**TASK DIRECTIONS**
How many lines in the entries below contain "this"? Answer with the number only.

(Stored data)
========================================================================

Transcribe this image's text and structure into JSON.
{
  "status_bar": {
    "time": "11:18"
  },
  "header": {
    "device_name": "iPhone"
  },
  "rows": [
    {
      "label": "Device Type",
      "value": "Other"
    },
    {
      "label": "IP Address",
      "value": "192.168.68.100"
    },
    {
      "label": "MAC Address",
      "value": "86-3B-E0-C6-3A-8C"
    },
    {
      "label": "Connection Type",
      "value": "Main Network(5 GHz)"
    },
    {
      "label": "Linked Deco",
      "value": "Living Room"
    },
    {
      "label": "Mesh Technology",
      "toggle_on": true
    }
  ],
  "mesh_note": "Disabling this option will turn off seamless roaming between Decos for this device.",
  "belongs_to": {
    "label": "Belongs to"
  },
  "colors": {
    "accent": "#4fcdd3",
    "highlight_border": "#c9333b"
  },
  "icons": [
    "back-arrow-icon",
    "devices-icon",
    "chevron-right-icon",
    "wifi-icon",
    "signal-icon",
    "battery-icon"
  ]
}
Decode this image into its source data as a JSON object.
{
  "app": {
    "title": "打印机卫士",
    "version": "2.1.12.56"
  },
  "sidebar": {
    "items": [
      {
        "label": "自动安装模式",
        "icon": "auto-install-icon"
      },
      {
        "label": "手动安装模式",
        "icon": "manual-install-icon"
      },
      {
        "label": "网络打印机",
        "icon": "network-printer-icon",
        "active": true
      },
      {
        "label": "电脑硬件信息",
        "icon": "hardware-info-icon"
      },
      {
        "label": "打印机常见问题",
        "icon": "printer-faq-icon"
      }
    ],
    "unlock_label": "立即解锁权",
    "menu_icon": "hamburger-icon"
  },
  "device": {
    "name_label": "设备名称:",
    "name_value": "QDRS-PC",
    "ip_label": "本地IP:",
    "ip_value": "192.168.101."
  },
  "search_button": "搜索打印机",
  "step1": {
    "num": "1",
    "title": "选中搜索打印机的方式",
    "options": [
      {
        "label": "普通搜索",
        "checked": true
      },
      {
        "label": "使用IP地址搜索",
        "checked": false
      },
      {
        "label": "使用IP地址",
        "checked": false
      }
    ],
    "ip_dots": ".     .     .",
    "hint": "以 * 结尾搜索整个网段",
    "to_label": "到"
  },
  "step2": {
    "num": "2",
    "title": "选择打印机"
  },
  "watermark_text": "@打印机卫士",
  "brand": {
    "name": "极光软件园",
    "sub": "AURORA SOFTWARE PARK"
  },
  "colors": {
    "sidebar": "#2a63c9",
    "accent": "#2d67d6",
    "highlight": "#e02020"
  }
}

========================================================================

**CORRECT RESPONSE**
3